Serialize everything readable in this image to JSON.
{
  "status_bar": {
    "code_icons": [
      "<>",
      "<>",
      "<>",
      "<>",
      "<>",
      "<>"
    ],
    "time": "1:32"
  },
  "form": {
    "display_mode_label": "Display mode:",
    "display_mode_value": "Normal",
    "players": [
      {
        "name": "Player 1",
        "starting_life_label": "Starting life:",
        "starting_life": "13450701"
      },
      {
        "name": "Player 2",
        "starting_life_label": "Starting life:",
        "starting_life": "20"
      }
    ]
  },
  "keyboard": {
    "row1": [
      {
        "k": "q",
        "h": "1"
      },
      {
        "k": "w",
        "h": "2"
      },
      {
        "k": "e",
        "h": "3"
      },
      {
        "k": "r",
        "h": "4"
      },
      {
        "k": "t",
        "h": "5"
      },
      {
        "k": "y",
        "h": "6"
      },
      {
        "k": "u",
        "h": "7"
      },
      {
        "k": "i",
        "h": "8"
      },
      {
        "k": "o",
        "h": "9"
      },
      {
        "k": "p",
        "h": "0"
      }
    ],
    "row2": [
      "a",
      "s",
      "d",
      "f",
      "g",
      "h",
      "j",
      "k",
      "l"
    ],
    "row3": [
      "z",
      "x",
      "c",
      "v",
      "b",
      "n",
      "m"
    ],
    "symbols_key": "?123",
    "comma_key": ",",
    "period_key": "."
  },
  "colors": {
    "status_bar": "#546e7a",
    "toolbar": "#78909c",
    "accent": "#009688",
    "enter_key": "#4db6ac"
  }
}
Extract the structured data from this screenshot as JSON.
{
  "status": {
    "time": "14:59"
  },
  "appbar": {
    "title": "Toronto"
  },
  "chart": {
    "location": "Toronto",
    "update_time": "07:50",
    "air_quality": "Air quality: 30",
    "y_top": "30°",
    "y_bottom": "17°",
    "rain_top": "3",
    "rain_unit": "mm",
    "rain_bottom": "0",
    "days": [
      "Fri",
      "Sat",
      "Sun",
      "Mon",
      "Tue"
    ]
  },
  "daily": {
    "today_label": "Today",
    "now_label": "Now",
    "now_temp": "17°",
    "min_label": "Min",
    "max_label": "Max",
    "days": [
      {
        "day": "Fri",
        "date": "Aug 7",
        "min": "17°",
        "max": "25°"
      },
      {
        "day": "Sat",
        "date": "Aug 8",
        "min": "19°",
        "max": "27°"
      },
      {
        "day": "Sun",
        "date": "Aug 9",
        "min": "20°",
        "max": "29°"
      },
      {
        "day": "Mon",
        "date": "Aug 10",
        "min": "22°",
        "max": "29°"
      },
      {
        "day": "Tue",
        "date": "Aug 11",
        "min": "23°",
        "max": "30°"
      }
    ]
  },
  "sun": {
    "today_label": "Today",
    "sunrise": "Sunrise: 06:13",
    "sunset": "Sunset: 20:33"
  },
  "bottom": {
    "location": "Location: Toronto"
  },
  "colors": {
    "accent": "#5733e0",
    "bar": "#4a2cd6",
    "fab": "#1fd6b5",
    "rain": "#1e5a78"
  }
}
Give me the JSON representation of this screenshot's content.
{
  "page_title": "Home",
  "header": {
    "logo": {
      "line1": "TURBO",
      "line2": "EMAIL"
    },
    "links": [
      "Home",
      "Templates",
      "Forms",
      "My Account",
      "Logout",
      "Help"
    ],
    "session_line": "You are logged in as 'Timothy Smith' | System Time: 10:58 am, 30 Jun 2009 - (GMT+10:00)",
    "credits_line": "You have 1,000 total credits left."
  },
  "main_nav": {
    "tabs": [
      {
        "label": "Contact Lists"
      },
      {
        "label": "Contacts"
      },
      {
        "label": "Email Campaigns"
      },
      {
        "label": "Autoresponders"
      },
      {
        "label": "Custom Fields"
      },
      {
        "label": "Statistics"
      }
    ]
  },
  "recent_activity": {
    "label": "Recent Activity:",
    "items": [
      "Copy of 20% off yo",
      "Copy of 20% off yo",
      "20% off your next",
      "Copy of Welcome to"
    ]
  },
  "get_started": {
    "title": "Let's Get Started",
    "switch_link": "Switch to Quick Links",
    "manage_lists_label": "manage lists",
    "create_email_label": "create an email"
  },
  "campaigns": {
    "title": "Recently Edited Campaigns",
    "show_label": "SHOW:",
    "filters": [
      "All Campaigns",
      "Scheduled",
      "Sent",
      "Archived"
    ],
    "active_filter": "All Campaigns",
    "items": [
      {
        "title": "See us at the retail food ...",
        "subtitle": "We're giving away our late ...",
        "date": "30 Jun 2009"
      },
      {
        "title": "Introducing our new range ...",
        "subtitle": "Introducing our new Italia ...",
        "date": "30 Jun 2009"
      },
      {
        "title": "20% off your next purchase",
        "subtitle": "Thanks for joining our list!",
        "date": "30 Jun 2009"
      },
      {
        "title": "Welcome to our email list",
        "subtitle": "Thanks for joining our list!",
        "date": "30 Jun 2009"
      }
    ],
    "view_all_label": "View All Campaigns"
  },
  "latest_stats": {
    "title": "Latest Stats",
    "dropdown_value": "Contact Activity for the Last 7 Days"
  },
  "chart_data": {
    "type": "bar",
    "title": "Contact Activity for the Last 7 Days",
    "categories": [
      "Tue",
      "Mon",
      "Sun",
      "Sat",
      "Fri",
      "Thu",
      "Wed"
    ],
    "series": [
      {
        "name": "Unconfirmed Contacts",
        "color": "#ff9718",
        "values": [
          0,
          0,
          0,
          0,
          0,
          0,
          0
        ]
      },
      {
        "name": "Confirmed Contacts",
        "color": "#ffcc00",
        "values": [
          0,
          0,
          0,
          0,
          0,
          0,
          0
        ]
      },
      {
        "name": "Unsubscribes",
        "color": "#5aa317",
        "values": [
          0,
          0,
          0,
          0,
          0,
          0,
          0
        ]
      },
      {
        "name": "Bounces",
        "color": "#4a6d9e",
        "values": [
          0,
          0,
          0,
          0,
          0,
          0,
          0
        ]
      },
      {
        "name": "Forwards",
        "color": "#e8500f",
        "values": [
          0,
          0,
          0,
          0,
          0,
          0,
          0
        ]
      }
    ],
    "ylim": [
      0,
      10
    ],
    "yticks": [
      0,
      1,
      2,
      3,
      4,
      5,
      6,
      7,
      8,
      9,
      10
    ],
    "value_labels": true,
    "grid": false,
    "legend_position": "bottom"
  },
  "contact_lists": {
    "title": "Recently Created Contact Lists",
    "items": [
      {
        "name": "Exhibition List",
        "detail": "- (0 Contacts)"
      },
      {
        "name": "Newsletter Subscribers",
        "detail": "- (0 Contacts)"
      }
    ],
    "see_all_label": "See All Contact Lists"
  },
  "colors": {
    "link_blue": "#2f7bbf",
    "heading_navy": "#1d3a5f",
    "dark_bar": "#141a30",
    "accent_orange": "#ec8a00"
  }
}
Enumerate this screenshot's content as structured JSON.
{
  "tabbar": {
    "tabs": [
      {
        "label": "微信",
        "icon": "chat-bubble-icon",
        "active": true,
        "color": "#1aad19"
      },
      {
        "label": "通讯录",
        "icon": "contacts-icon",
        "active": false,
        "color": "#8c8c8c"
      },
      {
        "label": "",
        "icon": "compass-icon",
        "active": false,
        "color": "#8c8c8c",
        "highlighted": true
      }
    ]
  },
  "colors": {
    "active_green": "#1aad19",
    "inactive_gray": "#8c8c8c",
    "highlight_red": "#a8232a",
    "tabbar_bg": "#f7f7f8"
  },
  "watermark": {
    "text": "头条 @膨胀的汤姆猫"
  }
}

---

** AIM **
Exactly reproduce all of the entries.

** OUTPUT OF THE EXERCISE **
Serialize everything readable in this image to JSON.
{
  "status_bar": {
    "code_icons": [
      "<>",
      "<>",
      "<>",
      "<>",
      "<>",
      "<>"
    ],
    "time": "1:32"
  },
  "form": {
    "display_mode_label": "Display mode:",
    "display_mode_value": "Normal",
    "players": [
      {
        "name": "Player 1",
        "starting_life_label": "Starting life:",
        "starting_life": "13450701"
      },
      {
        "name": "Player 2",
        "starting_life_label": "Starting life:",
        "starting_life": "20"
      }
    ]
  },
  "keyboard": {
    "row1": [
      {
        "k": "q",
        "h": "1"
      },
      {
        "k": "w",
        "h": "2"
      },
      {
        "k": "e",
        "h": "3"
      },
      {
        "k": "r",
        "h": "4"
      },
      {
        "k": "t",
        "h": "5"
      },
      {
        "k": "y",
        "h": "6"
      },
      {
        "k": "u",
        "h": "7"
      },
      {
        "k": "i",
        "h": "8"
      },
      {
        "k": "o",
        "h": "9"
      },
      {
        "k": "p",
        "h": "0"
      }
    ],
    "row2": [
      "a",
      "s",
      "d",
      "f",
      "g",
      "h",
      "j",
      "k",
      "l"
    ],
    "row3": [
      "z",
      "x",
      "c",
      "v",
      "b",
      "n",
      "m"
    ],
    "symbols_key": "?123",
    "comma_key": ",",
    "period_key": "."
  },
  "colors": {
    "status_bar": "#546e7a",
    "toolbar": "#78909c",
    "accent": "#009688",
    "enter_key": "#4db6ac"
  }
}
Extract the structured data from this screenshot as JSON.
{
  "status": {
    "time": "14:59"
  },
  "appbar": {
    "title": "Toronto"
  },
  "chart": {
    "location": "Toronto",
    "update_time": "07:50",
    "air_quality": "Air quality: 30",
    "y_top": "30°",
    "y_bottom": "17°",
    "rain_top": "3",
    "rain_unit": "mm",
    "rain_bottom": "0",
    "days": [
      "Fri",
      "Sat",
      "Sun",
      "Mon",
      "Tue"
    ]
  },
  "daily": {
    "today_label": "Today",
    "now_label": "Now",
    "now_temp": "17°",
    "min_label": "Min",
    "max_label": "Max",
    "days": [
      {
        "day": "Fri",
        "date": "Aug 7",
        "min": "17°",
        "max": "25°"
      },
      {
        "day": "Sat",
        "date": "Aug 8",
        "min": "19°",
        "max": "27°"
      },
      {
        "day": "Sun",
        "date": "Aug 9",
        "min": "20°",
        "max": "29°"
      },
      {
        "day": "Mon",
        "date": "Aug 10",
        "min": "22°",
        "max": "29°"
      },
      {
        "day": "Tue",
        "date": "Aug 11",
        "min": "23°",
        "max": "30°"
      }
    ]
  },
  "sun": {
    "today_label": "Today",
    "sunrise": "Sunrise: 06:13",
    "sunset": "Sunset: 20:33"
  },
  "bottom": {
    "location": "Location: Toronto"
  },
  "colors": {
    "accent": "#5733e0",
    "bar": "#4a2cd6",
    "fab": "#1fd6b5",
    "rain": "#1e5a78"
  }
}
Give me the JSON representation of this screenshot's content.
{
  "page_title": "Home",
  "header": {
    "logo": {
      "line1": "TURBO",
      "line2": "EMAIL"
    },
    "links": [
      "Home",
      "Templates",
      "Forms",
      "My Account",
      "Logout",
      "Help"
    ],
    "session_line": "You are logged in as 'Timothy Smith' | System Time: 10:58 am, 30 Jun 2009 - (GMT+10:00)",
    "credits_line": "You have 1,000 total credits left."
  },
  "main_nav": {
    "tabs": [
      {
        "label": "Contact Lists"
      },
      {
        "label": "Contacts"
      },
      {
        "label": "Email Campaigns"
      },
      {
        "label": "Autoresponders"
      },
      {
        "label": "Custom Fields"
      },
      {
        "label": "Statistics"
      }
    ]
  },
  "recent_activity": {
    "label": "Recent Activity:",
    "items": [
      "Copy of 20% off yo",
      "Copy of 20% off yo",
      "20% off your next",
      "Copy of Welcome to"
    ]
  },
  "get_started": {
    "title": "Let's Get Started",
    "switch_link": "Switch to Quick Links",
    "manage_lists_label": "manage lists",
    "create_email_label": "create an email"
  },
  "campaigns": {
    "title": "Recently Edited Campaigns",
    "show_label": "SHOW:",
    "filters": [
      "All Campaigns",
      "Scheduled",
      "Sent",
      "Archived"
    ],
    "active_filter": "All Campaigns",
    "items": [
      {
        "title": "See us at the retail food ...",
        "subtitle": "We're giving away our late ...",
        "date": "30 Jun 2009"
      },
      {
        "title": "Introducing our new range ...",
        "subtitle": "Introducing our new Italia ...",
        "date": "30 Jun 2009"
      },
      {
        "title": "20% off your next purchase",
        "subtitle": "Thanks for joining our list!",
        "date": "30 Jun 2009"
      },
      {
        "title": "Welcome to our email list",
        "subtitle": "Thanks for joining our list!",
        "date": "30 Jun 2009"
      }
    ],
    "view_all_label": "View All Campaigns"
  },
  "latest_stats": {
    "title": "Latest Stats",
    "dropdown_value": "Contact Activity for the Last 7 Days"
  },
  "chart_data": {
    "type": "bar",
    "title": "Contact Activity for the Last 7 Days",
    "categories": [
      "Tue",
      "Mon",
      "Sun",
      "Sat",
      "Fri",
      "Thu",
      "Wed"
    ],
    "series": [
      {
        "name": "Unconfirmed Contacts",
        "color": "#ff9718",
        "values": [
          0,
          0,
          0,
          0,
          0,
          0,
          0
        ]
      },
      {
        "name": "Confirmed Contacts",
        "color": "#ffcc00",
        "values": [
          0,
          0,
          0,
          0,
          0,
          0,
          0
        ]
      },
      {
        "name": "Unsubscribes",
        "color": "#5aa317",
        "values": [
          0,
          0,
          0,
          0,
          0,
          0,
          0
        ]
      },
      {
        "name": "Bounces",
        "color": "#4a6d9e",
        "values": [
          0,
          0,
          0,
          0,
          0,
          0,
          0
        ]
      },
      {
        "name": "Forwards",
        "color": "#e8500f",
        "values": [
          0,
          0,
          0,
          0,
          0,
          0,
          0
        ]
      }
    ],
    "ylim": [
      0,
      10
    ],
    "yticks": [
      0,
      1,
      2,
      3,
      4,
      5,
      6,
      7,
      8,
      9,
      10
    ],
    "value_labels": true,
    "grid": false,
    "legend_position": "bottom"
  },
  "contact_lists": {
    "title": "Recently Created Contact Lists",
    "items": [
      {
        "name": "Exhibition List",
        "detail": "- (0 Contacts)"
      },
      {
        "name": "Newsletter Subscribers",
        "detail": "- (0 Contacts)"
      }
    ],
    "see_all_label": "See All Contact Lists"
  },
  "colors": {
    "link_blue": "#2f7bbf",
    "heading_navy": "#1d3a5f",
    "dark_bar": "#141a30",
    "accent_orange": "#ec8a00"
  }
}
Enumerate this screenshot's content as structured JSON.
{
  "tabbar": {
    "tabs": [
      {
        "label": "微信",
        "icon": "chat-bubble-icon",
        "active": true,
        "color": "#1aad19"
      },
      {
        "label": "通讯录",
        "icon": "contacts-icon",
        "active": false,
        "color": "#8c8c8c"
      },
      {
        "label": "",
        "icon": "compass-icon",
        "active": false,
        "color": "#8c8c8c",
        "highlighted": true
      }
    ]
  },
  "colors": {
    "active_green": "#1aad19",
    "inactive_gray": "#8c8c8c",
    "highlight_red": "#a8232a",
    "tabbar_bg": "#f7f7f8"
  },
  "watermark": {
    "text": "头条 @膨胀的汤姆猫"
  }
}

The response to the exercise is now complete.